Task instructions.
Reproduce all the entries exactly and keep the pictures out.

Saved entries.
--- begin ---

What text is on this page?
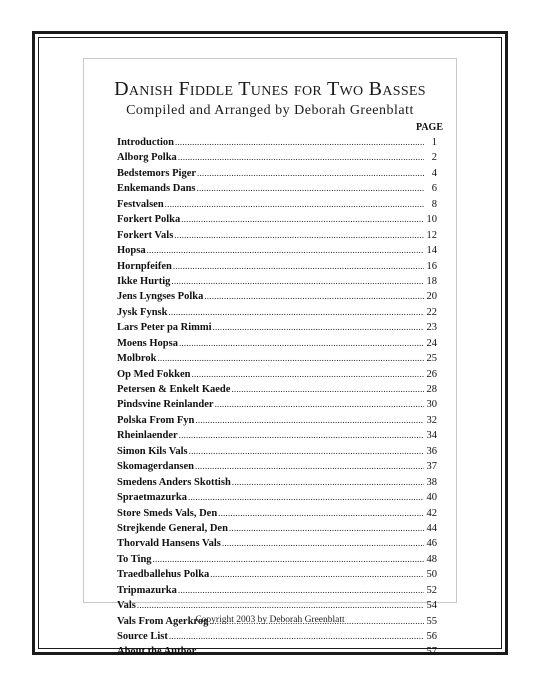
Danish Fiddle Tunes for Two Basses
Compiled and Arranged by Deborah Greenblatt
PAGE
Introduction .....	1
Alborg Polka .....	2
Bedstemors Piger .....	4
Enkemands Dans .....	6
Festvalsen .....	8
Forkert Polka .....	10
Forkert Vals .....	12
Hopsa .....	14
Hornpfeifen .....	16
Ikke Hurtig .....	18
Jens Lyngses Polka .....	20
Jysk Fynsk .....	22
Lars Peter pa Rimmi .....	23
Moens Hopsa .....	24
Molbrok .....	25
Op Med Fokken .....	26
Petersen & Enkelt Kaede .....	28
Pindsvine Reinlander .....	30
Polska From Fyn .....	32
Rheinlaender .....	34
Simon Kils Vals .....	36
Skomagerdansen .....	37
Smedens Anders Skottish .....	38
Spraetmazurka .....	40
Store Smeds Vals, Den .....	42
Strejkende General, Den .....	44
Thorvald Hansens Vals .....	46
To Ting .....	48
Traedballehus Polka .....	50
Tripmazurka .....	52
Vals .....	54
Vals From Agerkrog .....	55
Source List .....	56
About the Author .....	57
Copyright 2003 by Deborah Greenblatt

--- end ---

Result for this task.
What text is on this page?
Danish Fiddle Tunes for Two Basses
Compiled and Arranged by Deborah Greenblatt
PAGE
Introduction .....	1
Alborg Polka .....	2
Bedstemors Piger .....	4
Enkemands Dans .....	6
Festvalsen .....	8
Forkert Polka .....	10
Forkert Vals .....	12
Hopsa .....	14
Hornpfeifen .....	16
Ikke Hurtig .....	18
Jens Lyngses Polka .....	20
Jysk Fynsk .....	22
Lars Peter pa Rimmi .....	23
Moens Hopsa .....	24
Molbrok .....	25
Op Med Fokken .....	26
Petersen & Enkelt Kaede .....	28
Pindsvine Reinlander .....	30
Polska From Fyn .....	32
Rheinlaender .....	34
Simon Kils Vals .....	36
Skomagerdansen .....	37
Smedens Anders Skottish .....	38
Spraetmazurka .....	40
Store Smeds Vals, Den .....	42
Strejkende General, Den .....	44
Thorvald Hansens Vals .....	46
To Ting .....	48
Traedballehus Polka .....	50
Tripmazurka .....	52
Vals .....	54
Vals From Agerkrog .....	55
Source List .....	56
About the Author .....	57
Copyright 2003 by Deborah Greenblatt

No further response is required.